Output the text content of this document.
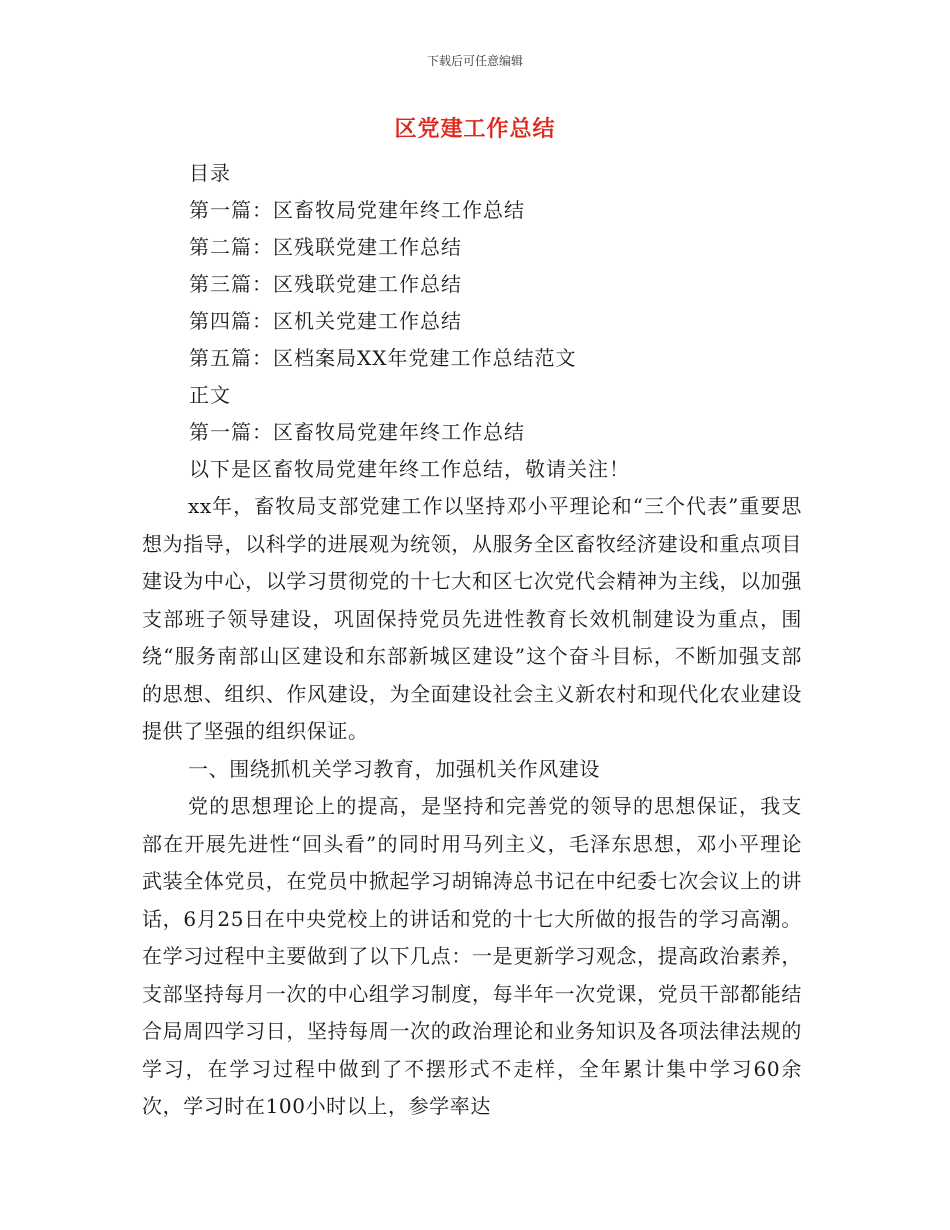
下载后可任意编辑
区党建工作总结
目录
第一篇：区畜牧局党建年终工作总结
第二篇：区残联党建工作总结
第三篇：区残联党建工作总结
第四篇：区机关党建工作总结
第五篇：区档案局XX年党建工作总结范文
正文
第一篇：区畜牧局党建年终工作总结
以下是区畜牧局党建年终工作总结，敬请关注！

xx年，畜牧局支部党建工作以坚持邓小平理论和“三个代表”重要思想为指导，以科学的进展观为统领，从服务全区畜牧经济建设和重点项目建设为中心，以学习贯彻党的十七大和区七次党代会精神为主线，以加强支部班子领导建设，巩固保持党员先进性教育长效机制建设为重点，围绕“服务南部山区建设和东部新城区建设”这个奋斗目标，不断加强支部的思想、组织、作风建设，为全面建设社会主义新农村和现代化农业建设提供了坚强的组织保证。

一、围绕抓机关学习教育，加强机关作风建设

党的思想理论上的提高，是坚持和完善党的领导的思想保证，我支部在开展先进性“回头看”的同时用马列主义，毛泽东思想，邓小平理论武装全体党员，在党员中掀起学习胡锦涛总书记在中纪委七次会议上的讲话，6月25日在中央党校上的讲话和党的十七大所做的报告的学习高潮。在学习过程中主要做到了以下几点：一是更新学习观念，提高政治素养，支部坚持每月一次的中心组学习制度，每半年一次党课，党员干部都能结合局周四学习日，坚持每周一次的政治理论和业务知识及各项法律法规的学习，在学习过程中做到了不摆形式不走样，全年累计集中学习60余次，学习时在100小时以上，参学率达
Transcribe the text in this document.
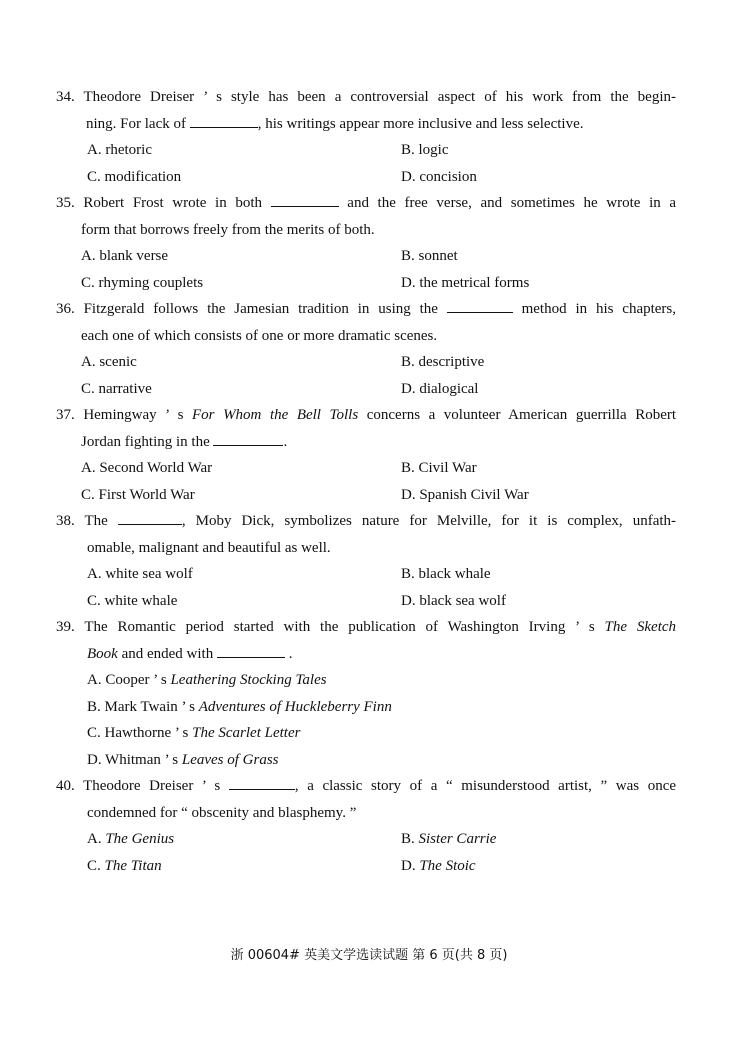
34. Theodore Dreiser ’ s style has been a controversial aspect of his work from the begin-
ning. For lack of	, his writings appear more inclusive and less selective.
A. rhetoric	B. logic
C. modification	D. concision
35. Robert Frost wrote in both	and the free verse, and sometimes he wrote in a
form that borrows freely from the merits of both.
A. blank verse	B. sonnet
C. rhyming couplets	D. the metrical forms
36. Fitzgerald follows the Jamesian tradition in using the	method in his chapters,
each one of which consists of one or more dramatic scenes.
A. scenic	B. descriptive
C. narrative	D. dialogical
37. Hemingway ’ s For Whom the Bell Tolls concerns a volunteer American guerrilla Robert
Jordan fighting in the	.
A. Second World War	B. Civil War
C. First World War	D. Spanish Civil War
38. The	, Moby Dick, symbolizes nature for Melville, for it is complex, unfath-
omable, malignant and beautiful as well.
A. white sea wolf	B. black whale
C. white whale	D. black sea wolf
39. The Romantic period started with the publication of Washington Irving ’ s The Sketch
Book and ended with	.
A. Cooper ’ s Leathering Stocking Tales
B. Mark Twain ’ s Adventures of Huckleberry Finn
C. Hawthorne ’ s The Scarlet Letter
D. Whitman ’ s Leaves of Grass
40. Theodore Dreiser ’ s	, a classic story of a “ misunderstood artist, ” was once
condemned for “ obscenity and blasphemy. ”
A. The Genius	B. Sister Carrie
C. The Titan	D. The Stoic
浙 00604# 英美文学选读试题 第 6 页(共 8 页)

> _YOUR OBJECTIVE_: Except for the pictures, print the data above exactly.

> _RESPONSE_:
Output the text content of this document.
下载后可任意编辑
区党建工作总结
目录
第一篇：区畜牧局党建年终工作总结
第二篇：区残联党建工作总结
第三篇：区残联党建工作总结
第四篇：区机关党建工作总结
第五篇：区档案局XX年党建工作总结范文
正文
第一篇：区畜牧局党建年终工作总结
以下是区畜牧局党建年终工作总结，敬请关注！

xx年，畜牧局支部党建工作以坚持邓小平理论和“三个代表”重要思想为指导，以科学的进展观为统领，从服务全区畜牧经济建设和重点项目建设为中心，以学习贯彻党的十七大和区七次党代会精神为主线，以加强支部班子领导建设，巩固保持党员先进性教育长效机制建设为重点，围绕“服务南部山区建设和东部新城区建设”这个奋斗目标，不断加强支部的思想、组织、作风建设，为全面建设社会主义新农村和现代化农业建设提供了坚强的组织保证。

一、围绕抓机关学习教育，加强机关作风建设

党的思想理论上的提高，是坚持和完善党的领导的思想保证，我支部在开展先进性“回头看”的同时用马列主义，毛泽东思想，邓小平理论武装全体党员，在党员中掀起学习胡锦涛总书记在中纪委七次会议上的讲话，6月25日在中央党校上的讲话和党的十七大所做的报告的学习高潮。在学习过程中主要做到了以下几点：一是更新学习观念，提高政治素养，支部坚持每月一次的中心组学习制度，每半年一次党课，党员干部都能结合局周四学习日，坚持每周一次的政治理论和业务知识及各项法律法规的学习，在学习过程中做到了不摆形式不走样，全年累计集中学习60余次，学习时在100小时以上，参学率达
Transcribe the text in this document.
34. Theodore Dreiser ’ s style has been a controversial aspect of his work from the begin-
ning. For lack of	, his writings appear more inclusive and less selective.
A. rhetoric	B. logic
C. modification	D. concision
35. Robert Frost wrote in both	and the free verse, and sometimes he wrote in a
form that borrows freely from the merits of both.
A. blank verse	B. sonnet
C. rhyming couplets	D. the metrical forms
36. Fitzgerald follows the Jamesian tradition in using the	method in his chapters,
each one of which consists of one or more dramatic scenes.
A. scenic	B. descriptive
C. narrative	D. dialogical
37. Hemingway ’ s For Whom the Bell Tolls concerns a volunteer American guerrilla Robert
Jordan fighting in the	.
A. Second World War	B. Civil War
C. First World War	D. Spanish Civil War
38. The	, Moby Dick, symbolizes nature for Melville, for it is complex, unfath-
omable, malignant and beautiful as well.
A. white sea wolf	B. black whale
C. white whale	D. black sea wolf
39. The Romantic period started with the publication of Washington Irving ’ s The Sketch
Book and ended with	.
A. Cooper ’ s Leathering Stocking Tales
B. Mark Twain ’ s Adventures of Huckleberry Finn
C. Hawthorne ’ s The Scarlet Letter
D. Whitman ’ s Leaves of Grass
40. Theodore Dreiser ’ s	, a classic story of a “ misunderstood artist, ” was once
condemned for “ obscenity and blasphemy. ”
A. The Genius	B. Sister Carrie
C. The Titan	D. The Stoic
浙 00604# 英美文学选读试题 第 6 页(共 8 页)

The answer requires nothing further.